(TO BE DONE) Return each line holding the string "this".

(DATA SECTION)
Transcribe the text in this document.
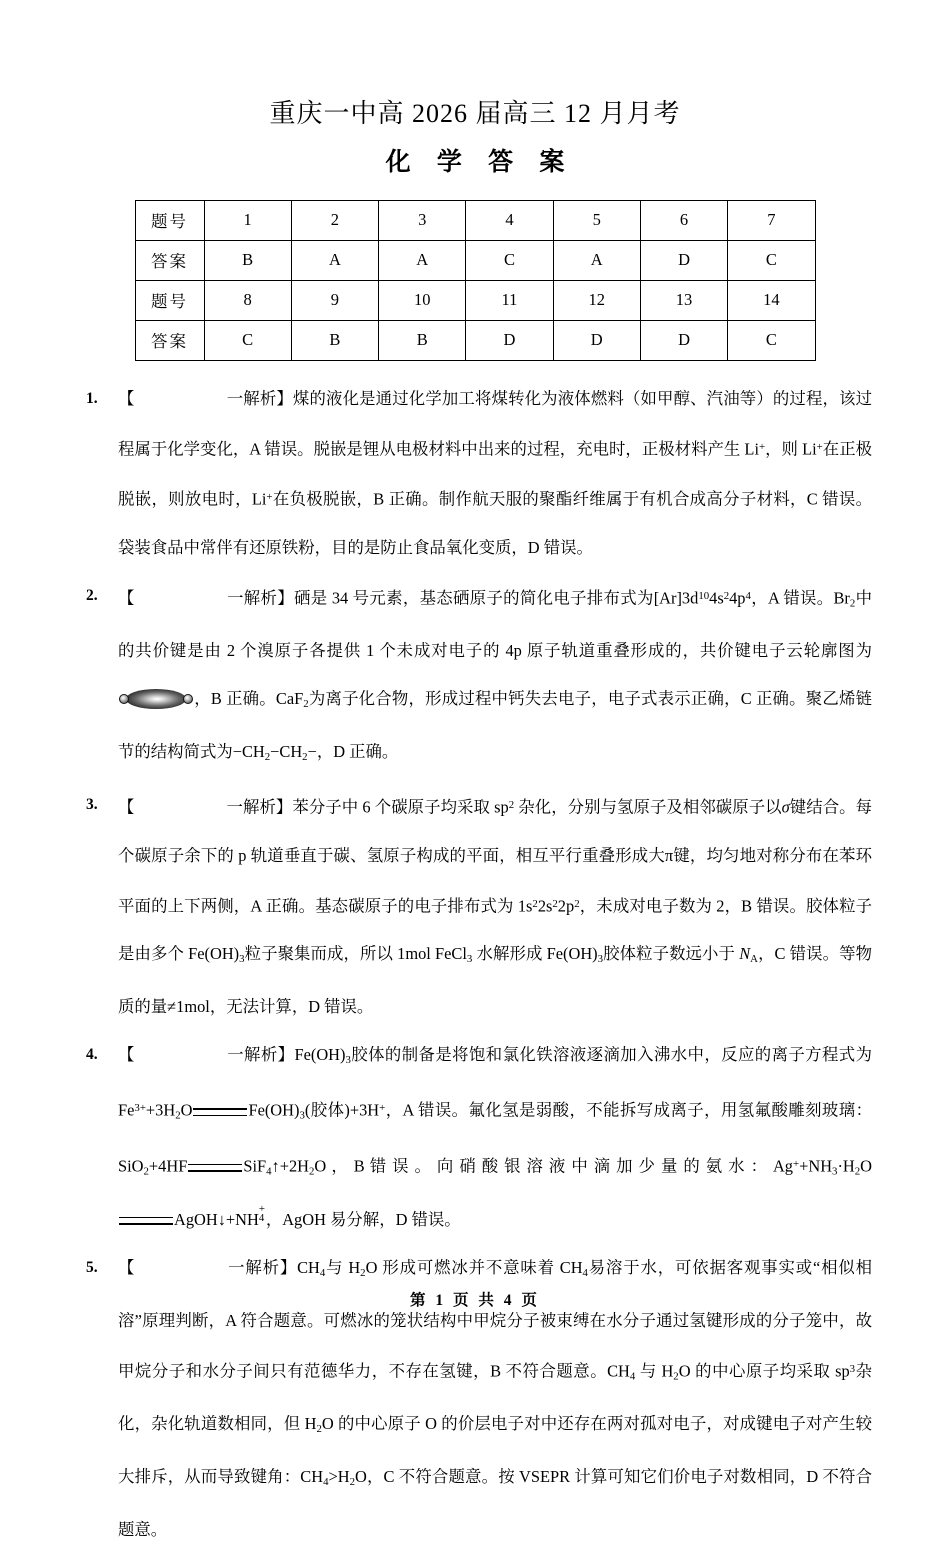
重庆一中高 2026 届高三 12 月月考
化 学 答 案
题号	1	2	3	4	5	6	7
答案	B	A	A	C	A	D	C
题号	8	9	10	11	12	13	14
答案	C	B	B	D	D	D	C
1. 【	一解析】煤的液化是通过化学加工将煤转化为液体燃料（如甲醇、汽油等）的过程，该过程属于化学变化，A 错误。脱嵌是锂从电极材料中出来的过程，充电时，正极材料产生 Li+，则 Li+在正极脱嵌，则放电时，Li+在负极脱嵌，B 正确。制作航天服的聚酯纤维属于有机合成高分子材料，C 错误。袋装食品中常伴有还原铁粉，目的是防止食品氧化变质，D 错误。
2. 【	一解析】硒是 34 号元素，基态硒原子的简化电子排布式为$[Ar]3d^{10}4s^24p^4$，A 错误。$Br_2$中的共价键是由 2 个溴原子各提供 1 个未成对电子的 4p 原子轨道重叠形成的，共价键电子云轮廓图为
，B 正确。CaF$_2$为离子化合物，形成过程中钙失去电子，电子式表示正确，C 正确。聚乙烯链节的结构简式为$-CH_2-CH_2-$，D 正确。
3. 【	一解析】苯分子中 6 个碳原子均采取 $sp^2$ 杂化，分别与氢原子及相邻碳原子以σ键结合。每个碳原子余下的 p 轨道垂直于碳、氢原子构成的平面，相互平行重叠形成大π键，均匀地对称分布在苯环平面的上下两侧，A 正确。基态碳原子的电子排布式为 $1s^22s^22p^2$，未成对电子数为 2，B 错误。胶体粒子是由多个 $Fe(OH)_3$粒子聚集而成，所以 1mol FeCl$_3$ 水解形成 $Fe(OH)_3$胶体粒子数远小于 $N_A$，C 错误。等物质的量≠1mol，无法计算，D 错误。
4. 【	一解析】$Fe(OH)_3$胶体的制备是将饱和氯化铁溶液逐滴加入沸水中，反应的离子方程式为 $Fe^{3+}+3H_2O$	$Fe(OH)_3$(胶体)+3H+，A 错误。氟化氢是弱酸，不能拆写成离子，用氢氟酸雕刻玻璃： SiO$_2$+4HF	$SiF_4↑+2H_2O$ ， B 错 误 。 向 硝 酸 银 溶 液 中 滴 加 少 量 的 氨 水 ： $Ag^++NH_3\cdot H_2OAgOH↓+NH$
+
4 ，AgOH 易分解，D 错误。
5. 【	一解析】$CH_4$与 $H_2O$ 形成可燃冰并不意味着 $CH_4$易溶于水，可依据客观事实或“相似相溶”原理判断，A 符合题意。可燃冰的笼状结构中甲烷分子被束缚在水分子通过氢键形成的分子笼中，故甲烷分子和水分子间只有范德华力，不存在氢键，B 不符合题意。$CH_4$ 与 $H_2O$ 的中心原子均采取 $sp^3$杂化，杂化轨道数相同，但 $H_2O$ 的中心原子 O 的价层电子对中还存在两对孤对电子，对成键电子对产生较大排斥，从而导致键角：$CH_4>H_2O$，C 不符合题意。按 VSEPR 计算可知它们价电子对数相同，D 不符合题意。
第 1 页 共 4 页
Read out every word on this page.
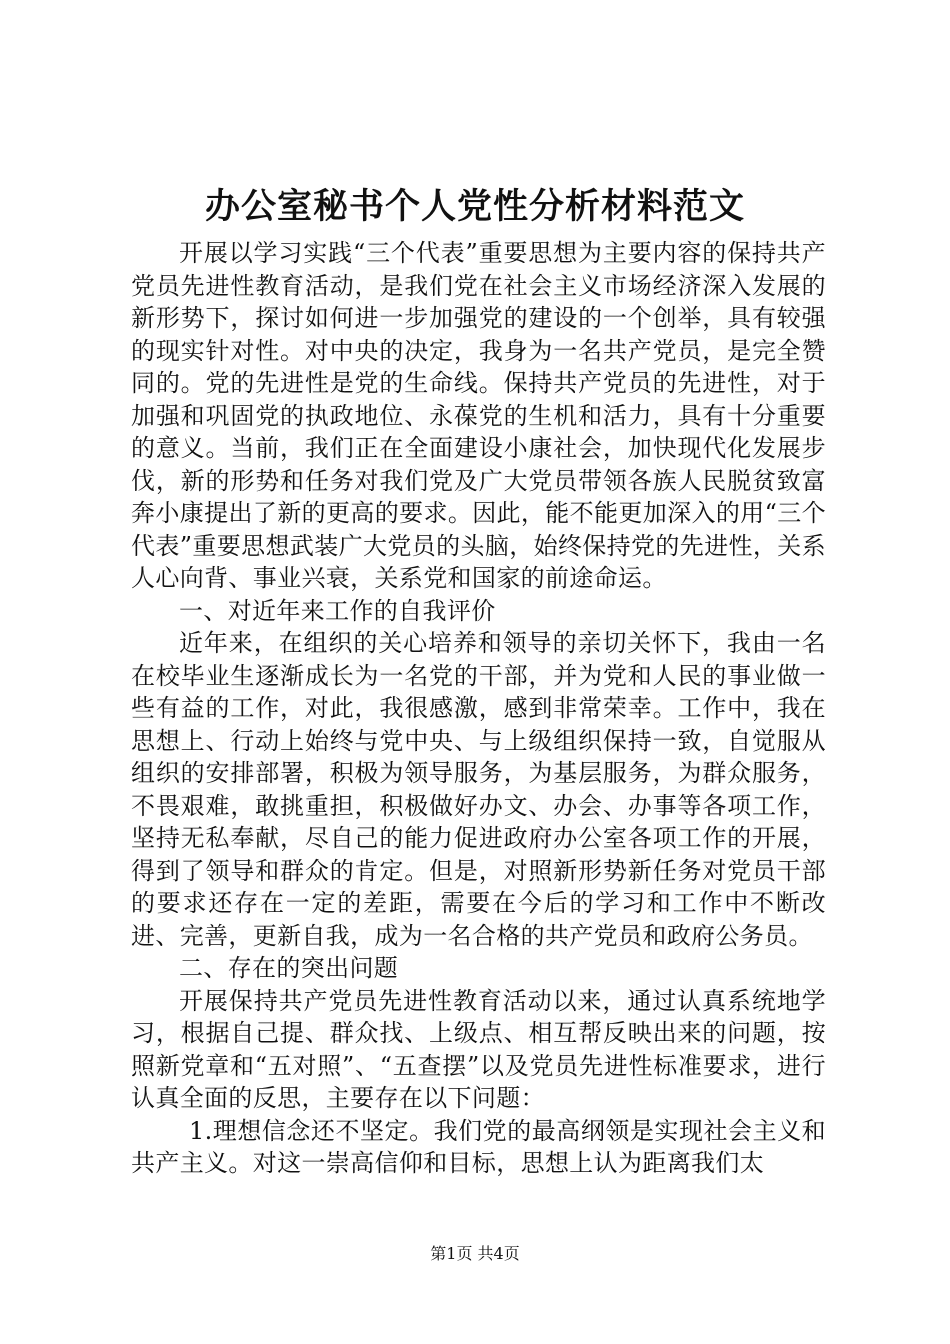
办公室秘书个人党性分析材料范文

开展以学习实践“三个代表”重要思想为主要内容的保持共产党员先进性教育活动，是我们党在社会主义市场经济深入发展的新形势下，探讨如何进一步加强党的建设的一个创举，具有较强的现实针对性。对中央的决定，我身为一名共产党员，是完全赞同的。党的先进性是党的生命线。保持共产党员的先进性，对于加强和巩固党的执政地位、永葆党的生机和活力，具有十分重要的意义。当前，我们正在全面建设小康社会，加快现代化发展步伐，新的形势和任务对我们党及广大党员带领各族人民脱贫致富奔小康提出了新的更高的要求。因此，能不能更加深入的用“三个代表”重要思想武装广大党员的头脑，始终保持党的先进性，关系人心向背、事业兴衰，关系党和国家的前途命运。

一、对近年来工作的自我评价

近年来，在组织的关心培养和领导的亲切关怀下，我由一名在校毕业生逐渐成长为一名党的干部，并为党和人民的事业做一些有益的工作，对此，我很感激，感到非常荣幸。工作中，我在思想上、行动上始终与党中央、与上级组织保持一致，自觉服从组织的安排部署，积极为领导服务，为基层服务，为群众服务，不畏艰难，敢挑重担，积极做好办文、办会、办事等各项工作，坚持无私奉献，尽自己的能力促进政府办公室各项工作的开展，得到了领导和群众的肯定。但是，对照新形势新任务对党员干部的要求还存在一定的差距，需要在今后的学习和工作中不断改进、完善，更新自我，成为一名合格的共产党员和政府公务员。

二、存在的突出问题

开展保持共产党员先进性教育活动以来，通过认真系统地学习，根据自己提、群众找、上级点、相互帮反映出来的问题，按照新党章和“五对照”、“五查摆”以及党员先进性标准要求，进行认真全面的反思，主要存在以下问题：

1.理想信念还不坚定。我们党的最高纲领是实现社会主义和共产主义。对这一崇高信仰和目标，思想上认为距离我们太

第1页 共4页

(SOLUTION TO THE EXERCISE)
Transcribe the text in this document.
Read out every word on this page.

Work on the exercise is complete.